[Dataset records]
^^^^

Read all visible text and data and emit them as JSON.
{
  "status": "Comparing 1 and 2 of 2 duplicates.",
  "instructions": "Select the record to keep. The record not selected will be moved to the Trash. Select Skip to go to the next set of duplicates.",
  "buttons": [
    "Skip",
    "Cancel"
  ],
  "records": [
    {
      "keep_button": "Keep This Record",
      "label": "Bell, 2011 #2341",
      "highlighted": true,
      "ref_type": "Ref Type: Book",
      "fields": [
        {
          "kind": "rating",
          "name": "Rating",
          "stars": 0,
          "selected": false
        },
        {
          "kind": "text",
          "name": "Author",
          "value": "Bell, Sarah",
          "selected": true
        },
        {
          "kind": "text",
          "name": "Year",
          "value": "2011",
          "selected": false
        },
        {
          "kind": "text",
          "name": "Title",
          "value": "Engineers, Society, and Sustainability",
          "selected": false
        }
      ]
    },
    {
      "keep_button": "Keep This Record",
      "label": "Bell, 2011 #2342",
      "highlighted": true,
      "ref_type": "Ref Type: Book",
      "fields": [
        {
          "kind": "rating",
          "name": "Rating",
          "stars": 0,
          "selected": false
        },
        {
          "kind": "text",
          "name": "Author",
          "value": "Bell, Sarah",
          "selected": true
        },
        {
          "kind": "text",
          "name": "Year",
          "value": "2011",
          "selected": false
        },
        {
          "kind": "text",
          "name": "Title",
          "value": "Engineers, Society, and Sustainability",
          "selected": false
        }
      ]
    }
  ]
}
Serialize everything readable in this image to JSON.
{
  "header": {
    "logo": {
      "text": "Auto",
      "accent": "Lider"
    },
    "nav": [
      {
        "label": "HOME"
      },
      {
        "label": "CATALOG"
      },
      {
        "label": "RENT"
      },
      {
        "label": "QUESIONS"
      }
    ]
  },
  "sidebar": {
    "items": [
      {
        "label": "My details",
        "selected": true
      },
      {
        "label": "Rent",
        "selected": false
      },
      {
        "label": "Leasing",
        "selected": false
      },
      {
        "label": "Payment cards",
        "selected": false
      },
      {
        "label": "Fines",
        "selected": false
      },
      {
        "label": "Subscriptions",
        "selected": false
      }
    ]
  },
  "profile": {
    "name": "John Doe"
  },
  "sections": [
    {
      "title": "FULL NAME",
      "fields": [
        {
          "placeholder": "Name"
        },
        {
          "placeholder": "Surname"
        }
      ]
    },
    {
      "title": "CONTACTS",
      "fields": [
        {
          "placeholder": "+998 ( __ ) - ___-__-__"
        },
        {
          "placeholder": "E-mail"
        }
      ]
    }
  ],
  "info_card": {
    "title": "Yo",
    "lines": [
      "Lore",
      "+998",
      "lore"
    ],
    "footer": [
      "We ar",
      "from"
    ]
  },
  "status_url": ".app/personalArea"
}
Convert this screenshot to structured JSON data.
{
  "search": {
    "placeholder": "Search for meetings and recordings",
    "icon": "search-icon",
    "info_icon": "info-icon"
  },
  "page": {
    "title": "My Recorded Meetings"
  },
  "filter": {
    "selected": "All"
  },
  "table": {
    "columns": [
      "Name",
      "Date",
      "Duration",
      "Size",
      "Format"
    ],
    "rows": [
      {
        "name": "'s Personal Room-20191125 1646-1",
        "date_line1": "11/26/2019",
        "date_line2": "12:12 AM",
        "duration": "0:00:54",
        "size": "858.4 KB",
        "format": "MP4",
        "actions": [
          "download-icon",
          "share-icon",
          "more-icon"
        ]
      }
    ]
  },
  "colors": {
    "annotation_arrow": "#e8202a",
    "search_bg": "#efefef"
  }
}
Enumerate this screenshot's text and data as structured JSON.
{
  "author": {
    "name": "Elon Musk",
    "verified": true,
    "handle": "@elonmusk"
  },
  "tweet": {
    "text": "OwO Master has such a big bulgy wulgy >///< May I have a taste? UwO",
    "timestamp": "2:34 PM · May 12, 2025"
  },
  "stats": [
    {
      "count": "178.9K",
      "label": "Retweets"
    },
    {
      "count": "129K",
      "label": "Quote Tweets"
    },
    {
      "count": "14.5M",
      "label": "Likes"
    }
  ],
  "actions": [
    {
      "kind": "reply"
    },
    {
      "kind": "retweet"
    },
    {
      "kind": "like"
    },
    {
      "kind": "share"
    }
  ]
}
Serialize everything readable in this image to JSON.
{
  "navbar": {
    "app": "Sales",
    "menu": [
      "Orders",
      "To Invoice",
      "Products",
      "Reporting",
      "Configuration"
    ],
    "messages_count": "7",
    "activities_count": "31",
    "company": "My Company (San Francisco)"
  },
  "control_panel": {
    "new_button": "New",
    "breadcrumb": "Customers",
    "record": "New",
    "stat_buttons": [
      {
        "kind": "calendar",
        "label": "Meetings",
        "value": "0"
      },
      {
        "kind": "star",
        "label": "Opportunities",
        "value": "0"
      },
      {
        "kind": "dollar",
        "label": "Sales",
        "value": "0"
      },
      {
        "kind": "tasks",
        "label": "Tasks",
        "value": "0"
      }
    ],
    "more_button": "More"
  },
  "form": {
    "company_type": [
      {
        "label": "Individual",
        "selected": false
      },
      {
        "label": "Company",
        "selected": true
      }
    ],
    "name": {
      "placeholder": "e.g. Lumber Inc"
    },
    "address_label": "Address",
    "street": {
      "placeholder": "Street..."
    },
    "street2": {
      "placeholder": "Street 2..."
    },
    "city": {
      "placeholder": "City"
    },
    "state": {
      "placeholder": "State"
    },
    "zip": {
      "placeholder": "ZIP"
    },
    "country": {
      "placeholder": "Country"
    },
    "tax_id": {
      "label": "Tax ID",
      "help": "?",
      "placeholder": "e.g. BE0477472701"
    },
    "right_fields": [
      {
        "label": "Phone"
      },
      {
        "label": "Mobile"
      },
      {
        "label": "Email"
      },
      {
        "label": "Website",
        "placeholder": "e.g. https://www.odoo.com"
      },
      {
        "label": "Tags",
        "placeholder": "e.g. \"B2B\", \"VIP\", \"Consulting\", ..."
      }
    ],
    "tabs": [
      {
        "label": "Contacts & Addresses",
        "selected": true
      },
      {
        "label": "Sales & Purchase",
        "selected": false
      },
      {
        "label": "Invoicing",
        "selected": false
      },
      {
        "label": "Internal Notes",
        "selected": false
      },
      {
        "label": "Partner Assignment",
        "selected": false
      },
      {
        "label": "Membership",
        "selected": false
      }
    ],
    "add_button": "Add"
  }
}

^^^^

[Goal]
Return the entries in full, keeping every line exactly as it is.

[Full solution]
Read all visible text and data and emit them as JSON.
{
  "status": "Comparing 1 and 2 of 2 duplicates.",
  "instructions": "Select the record to keep. The record not selected will be moved to the Trash. Select Skip to go to the next set of duplicates.",
  "buttons": [
    "Skip",
    "Cancel"
  ],
  "records": [
    {
      "keep_button": "Keep This Record",
      "label": "Bell, 2011 #2341",
      "highlighted": true,
      "ref_type": "Ref Type: Book",
      "fields": [
        {
          "kind": "rating",
          "name": "Rating",
          "stars": 0,
          "selected": false
        },
        {
          "kind": "text",
          "name": "Author",
          "value": "Bell, Sarah",
          "selected": true
        },
        {
          "kind": "text",
          "name": "Year",
          "value": "2011",
          "selected": false
        },
        {
          "kind": "text",
          "name": "Title",
          "value": "Engineers, Society, and Sustainability",
          "selected": false
        }
      ]
    },
    {
      "keep_button": "Keep This Record",
      "label": "Bell, 2011 #2342",
      "highlighted": true,
      "ref_type": "Ref Type: Book",
      "fields": [
        {
          "kind": "rating",
          "name": "Rating",
          "stars": 0,
          "selected": false
        },
        {
          "kind": "text",
          "name": "Author",
          "value": "Bell, Sarah",
          "selected": true
        },
        {
          "kind": "text",
          "name": "Year",
          "value": "2011",
          "selected": false
        },
        {
          "kind": "text",
          "name": "Title",
          "value": "Engineers, Society, and Sustainability",
          "selected": false
        }
      ]
    }
  ]
}
Serialize everything readable in this image to JSON.
{
  "header": {
    "logo": {
      "text": "Auto",
      "accent": "Lider"
    },
    "nav": [
      {
        "label": "HOME"
      },
      {
        "label": "CATALOG"
      },
      {
        "label": "RENT"
      },
      {
        "label": "QUESIONS"
      }
    ]
  },
  "sidebar": {
    "items": [
      {
        "label": "My details",
        "selected": true
      },
      {
        "label": "Rent",
        "selected": false
      },
      {
        "label": "Leasing",
        "selected": false
      },
      {
        "label": "Payment cards",
        "selected": false
      },
      {
        "label": "Fines",
        "selected": false
      },
      {
        "label": "Subscriptions",
        "selected": false
      }
    ]
  },
  "profile": {
    "name": "John Doe"
  },
  "sections": [
    {
      "title": "FULL NAME",
      "fields": [
        {
          "placeholder": "Name"
        },
        {
          "placeholder": "Surname"
        }
      ]
    },
    {
      "title": "CONTACTS",
      "fields": [
        {
          "placeholder": "+998 ( __ ) - ___-__-__"
        },
        {
          "placeholder": "E-mail"
        }
      ]
    }
  ],
  "info_card": {
    "title": "Yo",
    "lines": [
      "Lore",
      "+998",
      "lore"
    ],
    "footer": [
      "We ar",
      "from"
    ]
  },
  "status_url": ".app/personalArea"
}
Convert this screenshot to structured JSON data.
{
  "search": {
    "placeholder": "Search for meetings and recordings",
    "icon": "search-icon",
    "info_icon": "info-icon"
  },
  "page": {
    "title": "My Recorded Meetings"
  },
  "filter": {
    "selected": "All"
  },
  "table": {
    "columns": [
      "Name",
      "Date",
      "Duration",
      "Size",
      "Format"
    ],
    "rows": [
      {
        "name": "'s Personal Room-20191125 1646-1",
        "date_line1": "11/26/2019",
        "date_line2": "12:12 AM",
        "duration": "0:00:54",
        "size": "858.4 KB",
        "format": "MP4",
        "actions": [
          "download-icon",
          "share-icon",
          "more-icon"
        ]
      }
    ]
  },
  "colors": {
    "annotation_arrow": "#e8202a",
    "search_bg": "#efefef"
  }
}
Enumerate this screenshot's text and data as structured JSON.
{
  "author": {
    "name": "Elon Musk",
    "verified": true,
    "handle": "@elonmusk"
  },
  "tweet": {
    "text": "OwO Master has such a big bulgy wulgy >///< May I have a taste? UwO",
    "timestamp": "2:34 PM · May 12, 2025"
  },
  "stats": [
    {
      "count": "178.9K",
      "label": "Retweets"
    },
    {
      "count": "129K",
      "label": "Quote Tweets"
    },
    {
      "count": "14.5M",
      "label": "Likes"
    }
  ],
  "actions": [
    {
      "kind": "reply"
    },
    {
      "kind": "retweet"
    },
    {
      "kind": "like"
    },
    {
      "kind": "share"
    }
  ]
}
Serialize everything readable in this image to JSON.
{
  "navbar": {
    "app": "Sales",
    "menu": [
      "Orders",
      "To Invoice",
      "Products",
      "Reporting",
      "Configuration"
    ],
    "messages_count": "7",
    "activities_count": "31",
    "company": "My Company (San Francisco)"
  },
  "control_panel": {
    "new_button": "New",
    "breadcrumb": "Customers",
    "record": "New",
    "stat_buttons": [
      {
        "kind": "calendar",
        "label": "Meetings",
        "value": "0"
      },
      {
        "kind": "star",
        "label": "Opportunities",
        "value": "0"
      },
      {
        "kind": "dollar",
        "label": "Sales",
        "value": "0"
      },
      {
        "kind": "tasks",
        "label": "Tasks",
        "value": "0"
      }
    ],
    "more_button": "More"
  },
  "form": {
    "company_type": [
      {
        "label": "Individual",
        "selected": false
      },
      {
        "label": "Company",
        "selected": true
      }
    ],
    "name": {
      "placeholder": "e.g. Lumber Inc"
    },
    "address_label": "Address",
    "street": {
      "placeholder": "Street..."
    },
    "street2": {
      "placeholder": "Street 2..."
    },
    "city": {
      "placeholder": "City"
    },
    "state": {
      "placeholder": "State"
    },
    "zip": {
      "placeholder": "ZIP"
    },
    "country": {
      "placeholder": "Country"
    },
    "tax_id": {
      "label": "Tax ID",
      "help": "?",
      "placeholder": "e.g. BE0477472701"
    },
    "right_fields": [
      {
        "label": "Phone"
      },
      {
        "label": "Mobile"
      },
      {
        "label": "Email"
      },
      {
        "label": "Website",
        "placeholder": "e.g. https://www.odoo.com"
      },
      {
        "label": "Tags",
        "placeholder": "e.g. \"B2B\", \"VIP\", \"Consulting\", ..."
      }
    ],
    "tabs": [
      {
        "label": "Contacts & Addresses",
        "selected": true
      },
      {
        "label": "Sales & Purchase",
        "selected": false
      },
      {
        "label": "Invoicing",
        "selected": false
      },
      {
        "label": "Internal Notes",
        "selected": false
      },
      {
        "label": "Partner Assignment",
        "selected": false
      },
      {
        "label": "Membership",
        "selected": false
      }
    ],
    "add_button": "Add"
  }
}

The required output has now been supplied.